Zitierter Textauszug:
+-------+

Der Trockenfrüchtehersteller Seeberger profitiert vom Trend zu gesunder Ernährung. Am Stammsitz in Ulm wird die Belegschaft in den kommenden fünf Jahren stark aufgestockt.

Stuttgart - Ein Trockenfrüchtehersteller trocknet Früchte. Was sonst, mag man denken. Und wer im Ulmer Industriegebiet an der Donau das ausgedehnte Betriebsgelände der Seeberger GmbH sieht, mag sich hinter den hellgrauen Fassaden mit den bunten Paneelen lange Förderbänder vorstellen, auf denen Aprikosen, Weintrauben und Feigen getrocknet werden. Ein Irrtum. „Viele Besucher denken, dass wir das Obst hier trocknen“, sagt Ralph Beranek, einer der beiden Geschäftsführer des Familienunternehmens. Aber es wäre viel zu aufwendig und letztlich der Qualität nicht zuträglich, Ananas, Mango oder Bananen über Tausende von Kilometern zu transportieren und im vergleichsweise kühlen Mitteleuropa zu trocknen.

 

Um die hohen Standards zu halten, die Seeberger an sich und seine Lieferanten anlegt, müssen die Früchte reif geerntet und vor Ort gewaschen, gegebenenfalls geschält und geschnitten und anschließend getrocknet werden. „Feigen trocknen die Obstbauern teilweise direkt unterm Baum“, sagt Beranek. Tomaten werden in Süditalien unter freiem Himmel auf Gestellen getrocknet, die in Ostanatolien geernteten Aprikosen auf langen Planen. Mangos, Pflaumen und Apfelscheiben werden dagegen maschinell getrocknet.

Neue Lieferanten bräuchten drei bis fünf Ernten, bis sie die hohen Anforderungen der Ulmer verlässlich erfüllen könnten, sagt Beranek. Die Lieferanten – vom bäuerlichen Feigenbauern über die Anbaugenossenschaft für Aprikosen bis hin zu großen, schon fast konzernähnlichen Mandelproduzenten – bekämen von Seeberger spezielle Vorgaben zur Anbauweise, zum Einsatz von Spritzmitteln, zur Lagerung der Ware. „Letztlich bezahlen wir für die Selektion der Ernte“, betont Beranek. Seeberger nehme nur Waren ab, die von der Größe, der Farbe und der Beschaffenheit her erstklassig seien. „Manche Lieferanten hängen sich ein Schild an die Tür, um zu zeigen, dass sie für uns arbeiten.“ Das sei sozusagen der Ritterschlag.

+-------+

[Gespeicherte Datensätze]
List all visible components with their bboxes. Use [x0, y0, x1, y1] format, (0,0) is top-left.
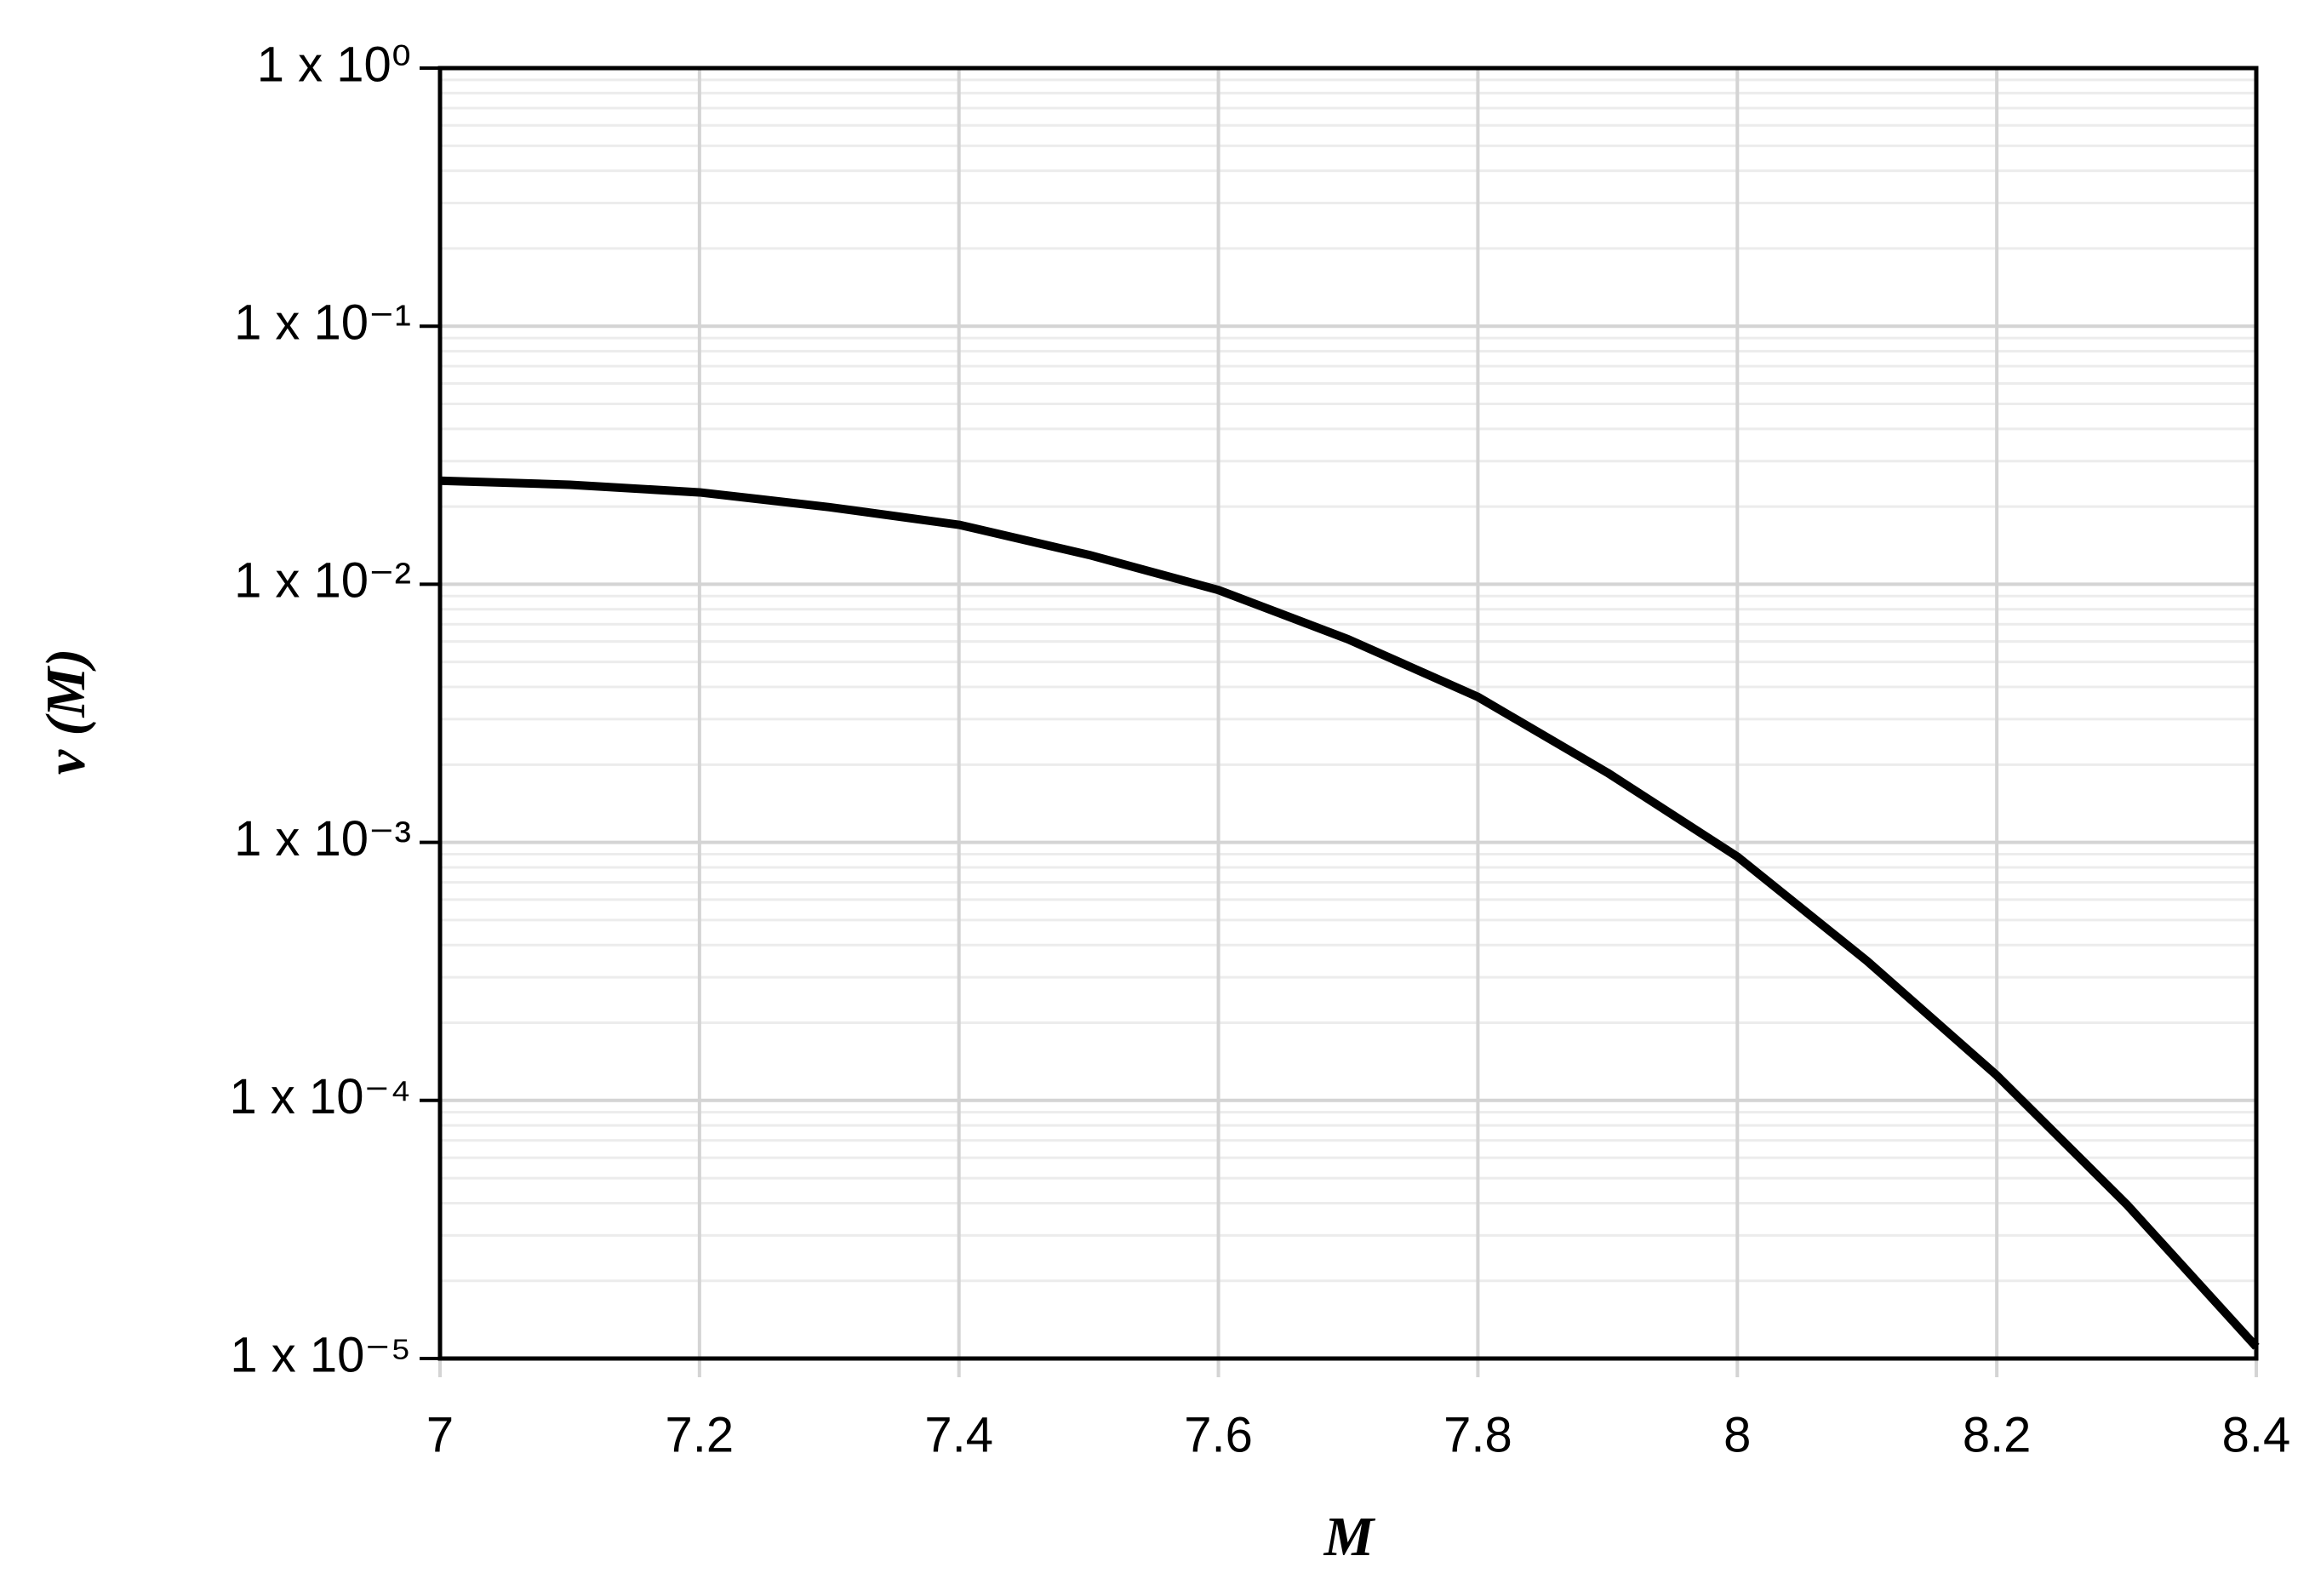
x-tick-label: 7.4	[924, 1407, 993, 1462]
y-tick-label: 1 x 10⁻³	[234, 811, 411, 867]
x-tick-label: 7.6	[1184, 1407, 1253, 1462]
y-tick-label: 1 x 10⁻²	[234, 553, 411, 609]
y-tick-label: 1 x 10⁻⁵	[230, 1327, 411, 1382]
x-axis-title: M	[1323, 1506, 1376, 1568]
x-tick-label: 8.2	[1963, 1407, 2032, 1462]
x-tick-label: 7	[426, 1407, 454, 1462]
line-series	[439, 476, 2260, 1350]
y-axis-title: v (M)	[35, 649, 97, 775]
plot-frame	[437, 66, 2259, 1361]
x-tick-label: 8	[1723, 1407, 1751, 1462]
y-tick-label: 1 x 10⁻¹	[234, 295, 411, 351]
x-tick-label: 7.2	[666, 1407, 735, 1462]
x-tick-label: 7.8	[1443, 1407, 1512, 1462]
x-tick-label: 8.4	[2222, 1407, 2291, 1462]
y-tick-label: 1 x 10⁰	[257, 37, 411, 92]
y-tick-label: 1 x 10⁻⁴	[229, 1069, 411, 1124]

+-------+

Aufgabenstellung: Schreibe den Artikel über den Trockenfrüchtehersteller Seeberger im Anschluss an seinen letzten Satz weiter. Die Datensätze sind eigenständiges Material und gehören nicht zum Artikel.

Lösung:
Rohstoffe aus 45 Ländern

Seeberger verarbeitet im Jahr etwa 25 000 Tonnen Rohware. Das 1844 als Kolonialwarenladen gegründete Unternehmen bezieht seine Rohstoffe aus fast 45 Ländern: Macadamia-Nüsse stammen aus Australien, die Cranberries aus Kanada, die Kaffeebohnen aus Guatemala. Der allergrößte Teil der Waren wird in sortenreinen Containern verschifft und dann von den Überseehäfen mit der Bahn bis zum Güterbahnhof Dornstadt nördlich von Ulm gebracht. Die letzten 20 Kilometer bis zum Werkstor werden mit dem Lkw bewältigt.

Dort angekommen, werden die Kisten in das im September 2013 fertig gestellte vollautomatische Rohwarenlager einsortiert: unten bei drei bis vier Grad Celsius die Nüsse, oben bei zwölf bis 14 Grad das Obst. Damit nichts schimmelt, werden Temperatur und Luftfeuchtigkeit permanent kontrolliert. Zudem wird die Ware vor der Weiterverarbeitung lebensmittelchemisch untersucht.

Die Kontrollen sind praktisch lückenlos: Bevor eine Charge verarbeitet wird, werden mehrere Dutzend Kilo entnommen. Aus dieser Probe wird anschließend eine homogenisierte Mischung hergestellt. Dann wird eine löffelgroße Portion davon im firmeneigenen Labor untersucht. Seeberger kann präzise nachverfolgen, woher eine Lieferung stammt. Bei Beanstandungen geht die komplette Lieferung zurück. Die Ulmer haben dieses Kontrollsystem schon Anfang der 80er Jahre eingeführt, das erst vor rund zehn Jahren zur Pflicht geworden ist.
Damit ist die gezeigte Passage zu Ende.